--- Start of Entries shown ---

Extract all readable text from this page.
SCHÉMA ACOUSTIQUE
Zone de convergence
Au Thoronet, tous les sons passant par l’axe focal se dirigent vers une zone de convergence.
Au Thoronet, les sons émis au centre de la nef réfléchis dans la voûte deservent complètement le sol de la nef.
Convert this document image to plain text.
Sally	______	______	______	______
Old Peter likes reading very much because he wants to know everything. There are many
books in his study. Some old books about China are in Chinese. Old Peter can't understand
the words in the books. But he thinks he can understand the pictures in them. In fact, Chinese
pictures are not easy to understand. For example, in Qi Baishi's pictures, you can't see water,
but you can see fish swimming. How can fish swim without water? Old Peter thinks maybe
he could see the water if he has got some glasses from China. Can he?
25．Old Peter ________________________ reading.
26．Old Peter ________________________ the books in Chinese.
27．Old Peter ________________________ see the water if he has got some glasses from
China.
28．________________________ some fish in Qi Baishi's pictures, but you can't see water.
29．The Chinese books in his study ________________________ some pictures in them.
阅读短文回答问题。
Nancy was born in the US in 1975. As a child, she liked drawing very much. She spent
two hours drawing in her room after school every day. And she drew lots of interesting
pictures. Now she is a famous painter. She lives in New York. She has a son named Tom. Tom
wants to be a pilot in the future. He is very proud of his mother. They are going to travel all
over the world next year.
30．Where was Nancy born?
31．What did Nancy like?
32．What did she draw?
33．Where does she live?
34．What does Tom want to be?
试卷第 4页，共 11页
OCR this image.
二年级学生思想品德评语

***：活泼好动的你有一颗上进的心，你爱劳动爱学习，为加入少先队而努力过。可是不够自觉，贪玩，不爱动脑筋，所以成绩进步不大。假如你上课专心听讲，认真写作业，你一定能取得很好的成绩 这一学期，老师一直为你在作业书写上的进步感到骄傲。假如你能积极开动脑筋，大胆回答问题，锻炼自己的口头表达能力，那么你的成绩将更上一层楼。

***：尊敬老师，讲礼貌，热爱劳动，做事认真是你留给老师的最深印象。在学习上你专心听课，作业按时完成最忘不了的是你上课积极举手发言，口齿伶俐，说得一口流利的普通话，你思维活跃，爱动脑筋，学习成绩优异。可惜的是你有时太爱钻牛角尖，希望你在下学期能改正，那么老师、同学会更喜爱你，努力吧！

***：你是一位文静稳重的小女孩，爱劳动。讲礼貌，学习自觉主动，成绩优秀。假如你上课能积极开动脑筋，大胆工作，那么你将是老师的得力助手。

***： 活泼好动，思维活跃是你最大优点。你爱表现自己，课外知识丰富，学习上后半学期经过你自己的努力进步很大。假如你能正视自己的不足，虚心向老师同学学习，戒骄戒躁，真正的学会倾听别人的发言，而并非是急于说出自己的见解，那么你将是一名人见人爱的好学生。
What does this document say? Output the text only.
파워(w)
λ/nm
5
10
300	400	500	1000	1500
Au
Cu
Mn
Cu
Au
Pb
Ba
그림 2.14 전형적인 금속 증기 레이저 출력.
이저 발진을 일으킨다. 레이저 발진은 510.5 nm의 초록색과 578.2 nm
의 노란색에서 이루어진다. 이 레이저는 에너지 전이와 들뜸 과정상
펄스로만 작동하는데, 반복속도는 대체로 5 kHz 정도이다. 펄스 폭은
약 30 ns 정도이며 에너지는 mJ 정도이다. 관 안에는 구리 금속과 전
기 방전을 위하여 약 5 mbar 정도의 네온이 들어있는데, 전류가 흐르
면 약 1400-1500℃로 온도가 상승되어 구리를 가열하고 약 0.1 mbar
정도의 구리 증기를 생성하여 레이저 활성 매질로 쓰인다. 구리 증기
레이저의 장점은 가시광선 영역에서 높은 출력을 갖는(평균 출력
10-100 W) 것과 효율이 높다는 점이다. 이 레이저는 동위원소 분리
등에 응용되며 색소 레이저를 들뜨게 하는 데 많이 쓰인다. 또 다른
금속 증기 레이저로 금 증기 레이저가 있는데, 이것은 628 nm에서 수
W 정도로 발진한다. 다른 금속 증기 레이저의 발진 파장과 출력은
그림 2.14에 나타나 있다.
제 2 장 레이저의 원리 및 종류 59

--- End of Entries shown ---

What is required
Set down the listing above in full, please, exactly as it appears.

Result
Extract all readable text from this page.
SCHÉMA ACOUSTIQUE
Zone de convergence
Au Thoronet, tous les sons passant par l’axe focal se dirigent vers une zone de convergence.
Au Thoronet, les sons émis au centre de la nef réfléchis dans la voûte deservent complètement le sol de la nef.
Convert this document image to plain text.
Sally	______	______	______	______
Old Peter likes reading very much because he wants to know everything. There are many
books in his study. Some old books about China are in Chinese. Old Peter can't understand
the words in the books. But he thinks he can understand the pictures in them. In fact, Chinese
pictures are not easy to understand. For example, in Qi Baishi's pictures, you can't see water,
but you can see fish swimming. How can fish swim without water? Old Peter thinks maybe
he could see the water if he has got some glasses from China. Can he?
25．Old Peter ________________________ reading.
26．Old Peter ________________________ the books in Chinese.
27．Old Peter ________________________ see the water if he has got some glasses from
China.
28．________________________ some fish in Qi Baishi's pictures, but you can't see water.
29．The Chinese books in his study ________________________ some pictures in them.
阅读短文回答问题。
Nancy was born in the US in 1975. As a child, she liked drawing very much. She spent
two hours drawing in her room after school every day. And she drew lots of interesting
pictures. Now she is a famous painter. She lives in New York. She has a son named Tom. Tom
wants to be a pilot in the future. He is very proud of his mother. They are going to travel all
over the world next year.
30．Where was Nancy born?
31．What did Nancy like?
32．What did she draw?
33．Where does she live?
34．What does Tom want to be?
试卷第 4页，共 11页
OCR this image.
二年级学生思想品德评语

***：活泼好动的你有一颗上进的心，你爱劳动爱学习，为加入少先队而努力过。可是不够自觉，贪玩，不爱动脑筋，所以成绩进步不大。假如你上课专心听讲，认真写作业，你一定能取得很好的成绩 这一学期，老师一直为你在作业书写上的进步感到骄傲。假如你能积极开动脑筋，大胆回答问题，锻炼自己的口头表达能力，那么你的成绩将更上一层楼。

***：尊敬老师，讲礼貌，热爱劳动，做事认真是你留给老师的最深印象。在学习上你专心听课，作业按时完成最忘不了的是你上课积极举手发言，口齿伶俐，说得一口流利的普通话，你思维活跃，爱动脑筋，学习成绩优异。可惜的是你有时太爱钻牛角尖，希望你在下学期能改正，那么老师、同学会更喜爱你，努力吧！

***：你是一位文静稳重的小女孩，爱劳动。讲礼貌，学习自觉主动，成绩优秀。假如你上课能积极开动脑筋，大胆工作，那么你将是老师的得力助手。

***： 活泼好动，思维活跃是你最大优点。你爱表现自己，课外知识丰富，学习上后半学期经过你自己的努力进步很大。假如你能正视自己的不足，虚心向老师同学学习，戒骄戒躁，真正的学会倾听别人的发言，而并非是急于说出自己的见解，那么你将是一名人见人爱的好学生。
What does this document say? Output the text only.
파워(w)
λ/nm
5
10
300	400	500	1000	1500
Au
Cu
Mn
Cu
Au
Pb
Ba
그림 2.14 전형적인 금속 증기 레이저 출력.
이저 발진을 일으킨다. 레이저 발진은 510.5 nm의 초록색과 578.2 nm
의 노란색에서 이루어진다. 이 레이저는 에너지 전이와 들뜸 과정상
펄스로만 작동하는데, 반복속도는 대체로 5 kHz 정도이다. 펄스 폭은
약 30 ns 정도이며 에너지는 mJ 정도이다. 관 안에는 구리 금속과 전
기 방전을 위하여 약 5 mbar 정도의 네온이 들어있는데, 전류가 흐르
면 약 1400-1500℃로 온도가 상승되어 구리를 가열하고 약 0.1 mbar
정도의 구리 증기를 생성하여 레이저 활성 매질로 쓰인다. 구리 증기
레이저의 장점은 가시광선 영역에서 높은 출력을 갖는(평균 출력
10-100 W) 것과 효율이 높다는 점이다. 이 레이저는 동위원소 분리
등에 응용되며 색소 레이저를 들뜨게 하는 데 많이 쓰인다. 또 다른
금속 증기 레이저로 금 증기 레이저가 있는데, 이것은 628 nm에서 수
W 정도로 발진한다. 다른 금속 증기 레이저의 발진 파장과 출력은
그림 2.14에 나타나 있다.
제 2 장 레이저의 원리 및 종류 59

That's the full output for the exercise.